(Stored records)
******

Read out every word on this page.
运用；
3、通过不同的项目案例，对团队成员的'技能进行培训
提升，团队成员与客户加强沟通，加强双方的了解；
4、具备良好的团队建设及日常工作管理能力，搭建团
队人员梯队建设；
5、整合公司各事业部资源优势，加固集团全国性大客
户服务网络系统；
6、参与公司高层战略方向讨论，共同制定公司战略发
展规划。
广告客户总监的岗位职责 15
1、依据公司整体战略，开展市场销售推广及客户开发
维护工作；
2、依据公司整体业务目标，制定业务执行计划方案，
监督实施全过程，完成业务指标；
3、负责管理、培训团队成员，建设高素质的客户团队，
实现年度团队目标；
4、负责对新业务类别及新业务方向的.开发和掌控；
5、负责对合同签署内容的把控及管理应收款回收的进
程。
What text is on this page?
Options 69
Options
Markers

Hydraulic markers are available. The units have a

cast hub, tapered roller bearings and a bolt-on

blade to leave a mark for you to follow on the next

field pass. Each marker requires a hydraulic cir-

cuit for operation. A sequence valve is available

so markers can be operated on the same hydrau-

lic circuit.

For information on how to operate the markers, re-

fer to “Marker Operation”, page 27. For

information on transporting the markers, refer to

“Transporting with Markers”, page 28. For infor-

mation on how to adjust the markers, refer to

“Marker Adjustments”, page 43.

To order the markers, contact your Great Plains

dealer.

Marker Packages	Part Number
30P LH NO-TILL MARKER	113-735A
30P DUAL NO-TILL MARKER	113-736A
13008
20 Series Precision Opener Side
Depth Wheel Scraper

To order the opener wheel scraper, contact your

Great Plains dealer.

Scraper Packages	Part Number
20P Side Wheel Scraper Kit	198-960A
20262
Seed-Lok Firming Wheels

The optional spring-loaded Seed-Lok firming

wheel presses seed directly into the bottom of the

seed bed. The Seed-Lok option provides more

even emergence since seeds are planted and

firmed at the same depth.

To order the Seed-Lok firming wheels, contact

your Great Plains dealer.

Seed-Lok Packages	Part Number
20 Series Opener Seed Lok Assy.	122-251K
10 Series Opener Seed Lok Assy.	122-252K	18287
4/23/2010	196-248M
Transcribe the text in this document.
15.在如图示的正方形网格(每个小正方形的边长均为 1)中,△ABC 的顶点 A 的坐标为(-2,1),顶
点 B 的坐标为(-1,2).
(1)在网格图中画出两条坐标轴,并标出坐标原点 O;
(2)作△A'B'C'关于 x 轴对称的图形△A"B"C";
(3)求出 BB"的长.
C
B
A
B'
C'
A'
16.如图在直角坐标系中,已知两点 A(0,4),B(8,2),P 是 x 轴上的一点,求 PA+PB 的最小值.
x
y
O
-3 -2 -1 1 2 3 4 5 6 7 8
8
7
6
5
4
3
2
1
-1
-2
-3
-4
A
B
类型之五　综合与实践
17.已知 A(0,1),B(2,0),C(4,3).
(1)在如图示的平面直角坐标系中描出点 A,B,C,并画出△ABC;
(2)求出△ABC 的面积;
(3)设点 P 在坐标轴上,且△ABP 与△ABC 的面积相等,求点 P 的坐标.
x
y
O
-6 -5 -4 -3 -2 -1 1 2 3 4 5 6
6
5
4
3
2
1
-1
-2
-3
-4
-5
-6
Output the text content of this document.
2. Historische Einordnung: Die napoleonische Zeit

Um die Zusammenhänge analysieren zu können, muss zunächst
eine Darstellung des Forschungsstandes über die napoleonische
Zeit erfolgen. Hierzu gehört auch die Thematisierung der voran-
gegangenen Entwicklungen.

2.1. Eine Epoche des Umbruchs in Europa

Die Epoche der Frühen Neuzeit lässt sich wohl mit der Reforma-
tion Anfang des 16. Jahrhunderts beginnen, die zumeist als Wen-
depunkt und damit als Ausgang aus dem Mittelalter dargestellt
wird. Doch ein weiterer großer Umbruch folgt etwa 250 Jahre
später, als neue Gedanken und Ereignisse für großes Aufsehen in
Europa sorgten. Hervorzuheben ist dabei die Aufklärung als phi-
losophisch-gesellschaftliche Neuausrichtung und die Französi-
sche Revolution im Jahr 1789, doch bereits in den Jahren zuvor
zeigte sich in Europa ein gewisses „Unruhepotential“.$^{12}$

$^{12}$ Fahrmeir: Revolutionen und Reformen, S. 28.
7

******

[SHORT TASK]
Read the entries and show each line that mentions "Plains".

[EXERCISE OUTPUT]
To order the markers, contact your Great Plains
Great Plains dealer.
your Great Plains dealer.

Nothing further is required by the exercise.